# I got a taste for sum hot sauce.



## Julie Bunny (May 23, 2008)

One time me silly hoomen put hot sauce on all the baseboards and stuff. OOOOOOOOOOOOOOOOOO I loved it. It was kinda boring before thanks. Anyone of you out there like the hot stuff? The hoter the better. Julie Bunny


----------



## Bo B Bunny (May 23, 2008)

*Dat new hoss dey have in da barn eats dat stuff like it were nanananos. He does dis thing where he bite da stall wood and sucks in air. Day say it calleded cribbing an it like drugs for horsies. Day don't likes it when he do that so Auntie woman puts dat hot stuff on it... he lick it off then do the sucky thing again! HAHA!*

*Cwovabunny*


----------



## bunnytoes (May 23, 2008)

Yah, the hot stuffs goooooooooooooooood. Mommy now puts it on my chew toys sometimes. Yummy! But I aint no hos. Not crazy about hay. Hay is for hoses.


----------



## wabbitmom12 (May 25, 2008)

Hi guyz, Dutchess here. He, He...you don'ts like hay?! :happybunny:Are you sillee or somethin? I thinks you are makin a joke.

And, what is this, buns dat like da hot sauce? I nevwer tried it. But maybe I should....I wonder if dat Mommy would lets me.


----------



## bunnytoes (May 25, 2008)

Hi Dutchess. Me moommy put the hot sauce on stuff she don't wan me to eat. I showed her. The hot stuff is real good. You need to ask you mommy for some. Maybe I will put the hot stuff on the yucky hay.


----------



## bunnytoes (May 26, 2008)

I do eat hay when dah is all tha is but only the long pieces. My mommy she gives all the broken hay to da homelss bunnies and buys me new long hay. It is okay but sure would be goood wit da hot stuff.


----------



## wabbitmom12 (Jun 1, 2008)

*bunnytoes wrote: *


> Hi Dutchess. Me moommy put the hot sauce on stuff she don't wan me to eat. I showed her. The hot stuff is real good. You need to ask you mommy for some. Maybe I will put the hot stuff on the yucky hay.

Data extracted from a collection:

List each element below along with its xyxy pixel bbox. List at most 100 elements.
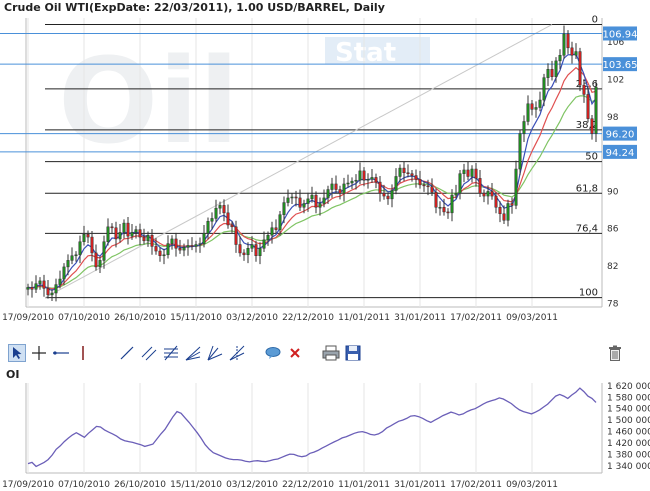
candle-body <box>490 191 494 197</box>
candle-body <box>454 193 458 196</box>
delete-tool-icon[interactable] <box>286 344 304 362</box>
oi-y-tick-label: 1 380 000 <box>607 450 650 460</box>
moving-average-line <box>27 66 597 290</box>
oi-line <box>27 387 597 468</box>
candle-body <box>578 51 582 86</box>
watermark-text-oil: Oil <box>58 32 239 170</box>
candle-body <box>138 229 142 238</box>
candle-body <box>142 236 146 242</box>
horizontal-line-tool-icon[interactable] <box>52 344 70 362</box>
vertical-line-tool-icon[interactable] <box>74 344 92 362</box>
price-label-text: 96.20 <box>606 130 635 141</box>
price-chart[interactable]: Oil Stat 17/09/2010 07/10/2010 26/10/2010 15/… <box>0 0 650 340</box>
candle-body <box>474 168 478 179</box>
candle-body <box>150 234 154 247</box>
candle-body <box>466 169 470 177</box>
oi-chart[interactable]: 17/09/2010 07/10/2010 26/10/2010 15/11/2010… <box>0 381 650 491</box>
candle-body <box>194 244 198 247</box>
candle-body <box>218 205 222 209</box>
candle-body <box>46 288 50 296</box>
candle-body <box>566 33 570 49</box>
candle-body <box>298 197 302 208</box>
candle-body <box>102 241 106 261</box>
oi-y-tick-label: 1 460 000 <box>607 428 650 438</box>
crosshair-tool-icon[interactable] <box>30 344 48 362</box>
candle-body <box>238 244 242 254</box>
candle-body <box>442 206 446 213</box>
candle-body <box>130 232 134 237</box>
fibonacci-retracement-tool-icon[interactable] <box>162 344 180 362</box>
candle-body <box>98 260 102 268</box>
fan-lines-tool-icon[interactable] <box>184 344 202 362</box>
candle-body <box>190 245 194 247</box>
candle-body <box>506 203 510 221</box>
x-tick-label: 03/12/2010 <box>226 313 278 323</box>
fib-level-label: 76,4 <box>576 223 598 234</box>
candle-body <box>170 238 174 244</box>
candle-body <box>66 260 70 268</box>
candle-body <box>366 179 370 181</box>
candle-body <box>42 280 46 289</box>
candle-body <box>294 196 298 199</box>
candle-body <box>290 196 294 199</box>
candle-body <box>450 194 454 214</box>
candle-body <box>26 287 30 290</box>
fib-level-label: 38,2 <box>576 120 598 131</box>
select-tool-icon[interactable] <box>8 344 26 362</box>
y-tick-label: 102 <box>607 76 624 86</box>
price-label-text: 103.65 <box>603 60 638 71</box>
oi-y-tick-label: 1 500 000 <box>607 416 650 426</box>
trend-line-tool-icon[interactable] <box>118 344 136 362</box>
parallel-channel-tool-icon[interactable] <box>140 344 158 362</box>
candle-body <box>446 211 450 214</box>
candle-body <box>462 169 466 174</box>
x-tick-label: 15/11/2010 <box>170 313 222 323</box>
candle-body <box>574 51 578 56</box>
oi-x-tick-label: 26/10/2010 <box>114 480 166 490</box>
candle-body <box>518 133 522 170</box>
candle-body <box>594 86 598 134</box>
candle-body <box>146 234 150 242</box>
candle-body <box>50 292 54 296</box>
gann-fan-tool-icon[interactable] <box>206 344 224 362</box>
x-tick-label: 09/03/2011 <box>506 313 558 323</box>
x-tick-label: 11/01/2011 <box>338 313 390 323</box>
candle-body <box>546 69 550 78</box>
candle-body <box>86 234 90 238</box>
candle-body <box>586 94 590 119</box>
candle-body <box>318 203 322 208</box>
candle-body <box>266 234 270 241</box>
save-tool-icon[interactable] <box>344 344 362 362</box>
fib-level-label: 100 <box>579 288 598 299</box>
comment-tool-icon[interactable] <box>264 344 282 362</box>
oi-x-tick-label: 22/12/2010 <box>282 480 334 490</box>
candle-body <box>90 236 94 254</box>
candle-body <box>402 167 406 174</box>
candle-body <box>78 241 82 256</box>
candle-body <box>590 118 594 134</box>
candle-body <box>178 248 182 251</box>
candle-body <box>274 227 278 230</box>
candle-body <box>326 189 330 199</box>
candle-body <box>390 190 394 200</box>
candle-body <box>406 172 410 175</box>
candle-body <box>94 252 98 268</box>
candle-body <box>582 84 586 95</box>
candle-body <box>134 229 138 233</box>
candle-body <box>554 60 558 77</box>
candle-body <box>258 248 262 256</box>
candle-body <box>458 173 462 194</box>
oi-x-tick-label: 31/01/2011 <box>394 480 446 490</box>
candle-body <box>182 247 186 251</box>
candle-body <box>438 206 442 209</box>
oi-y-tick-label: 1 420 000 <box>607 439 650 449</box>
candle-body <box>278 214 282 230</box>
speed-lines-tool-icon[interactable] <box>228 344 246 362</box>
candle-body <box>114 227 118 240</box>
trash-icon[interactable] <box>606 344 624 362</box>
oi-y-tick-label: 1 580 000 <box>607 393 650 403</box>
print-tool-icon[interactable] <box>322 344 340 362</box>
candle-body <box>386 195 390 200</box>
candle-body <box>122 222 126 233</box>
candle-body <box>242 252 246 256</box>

▶ [WHAT IS ASKED]: Continue the forum thread about bunnies and hot sauce from the point where it stops.

▶ [ANSWER TO THIS PROBLEM]:
HA HA on the Mommy!! She shouldn'tna twied to keeps you from eatin whats you wants!!


----------



## Julie Bunny (Jun 2, 2008)

I really love the mint in the gardon. It is yum yum and makes me breath fresh. Mommy loves minty kisses.


----------



## wabbitmom12 (Jun 2, 2008)

OOO, I will have to ask me Mommee to let me twy some of dat. It souns very good! Me Mommee likes minty stuffs, too.

:bunnydance:


----------



## timetowaste (Jun 13, 2008)

dat mommy of yours sounds like my tracy!!! she is crazy like dat toos, specially wit dat bitter apple stuff cause i likes to chew the moldings on the walls!!! and she sprayed dat stuff and i didnt like it but now i smells it and i say YUM YUM and i bolt for it and chew even MORES!!! 

these mommies dese days...dont they know we gonn chew what we wants to!?

Nemo


----------



## Luv-bunniz (Jun 14, 2008)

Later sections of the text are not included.